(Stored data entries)
● ● ●

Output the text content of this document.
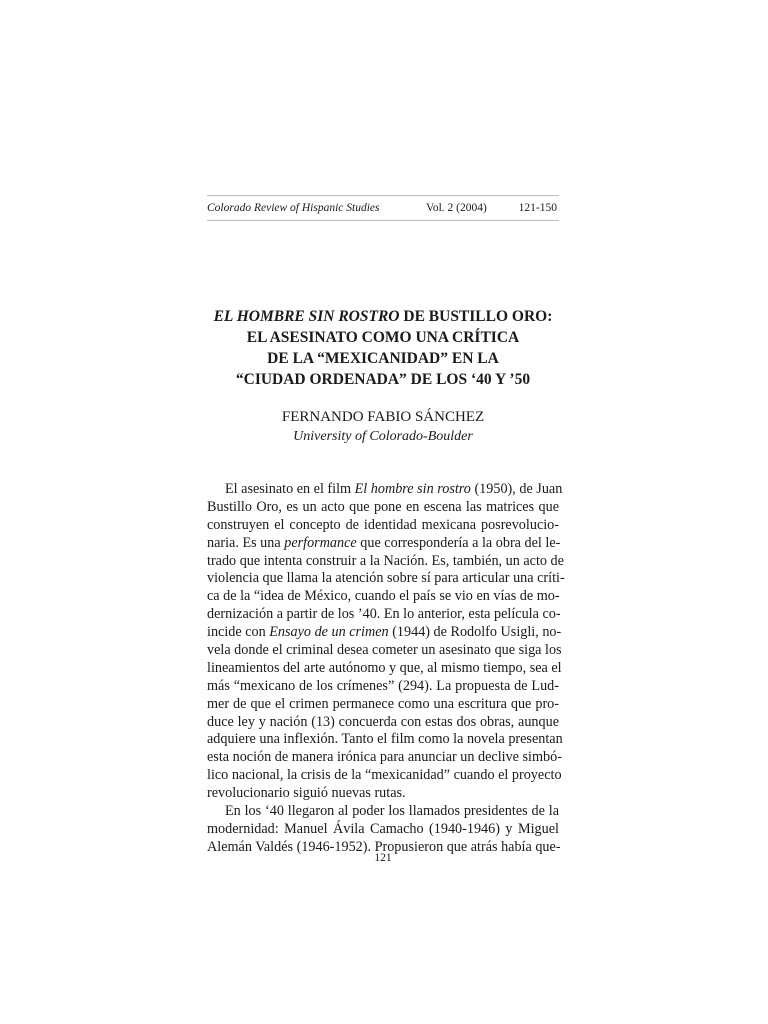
Colorado Review of Hispanic Studies	Vol. 2 (2004)	121-150
EL HOMBRE SIN ROSTRO DE BUSTILLO ORO:
EL ASESINATO COMO UNA CRÍTICA
DE LA “MEXICANIDAD” EN LA
“CIUDAD ORDENADA” DE LOS ‘40 Y ’50
FERNANDO FABIO SÁNCHEZ
University of Colorado-Boulder
El asesinato en el film El hombre sin rostro (1950), de Juan
Bustillo Oro, es un acto que pone en escena las matrices que
construyen el concepto de identidad mexicana posrevolucio-
naria. Es una performance que correspondería a la obra del le-
trado que intenta construir a la Nación. Es, también, un acto de
violencia que llama la atención sobre sí para articular una críti-
ca de la “idea de México, cuando el país se vio en vías de mo-
dernización a partir de los ’40. En lo anterior, esta película co-
incide con Ensayo de un crimen (1944) de Rodolfo Usigli, no-
vela donde el criminal desea cometer un asesinato que siga los
lineamientos del arte autónomo y que, al mismo tiempo, sea el
más “mexicano de los crímenes” (294). La propuesta de Lud-
mer de que el crimen permanece como una escritura que pro-
duce ley y nación (13) concuerda con estas dos obras, aunque
adquiere una inflexión. Tanto el film como la novela presentan
esta noción de manera irónica para anunciar un declive simbó-
lico nacional, la crisis de la “mexicanidad” cuando el proyecto
revolucionario siguió nuevas rutas.
En los ‘40 llegaron al poder los llamados presidentes de la
modernidad: Manuel Ávila Camacho (1940-1946) y Miguel
Alemán Valdés (1946-1952). Propusieron que atrás había que-
121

● ● ●

_What is expected_. Each line in the material either holds the string "acto" or does not. State how many do, and nothing else.

_Result_. 2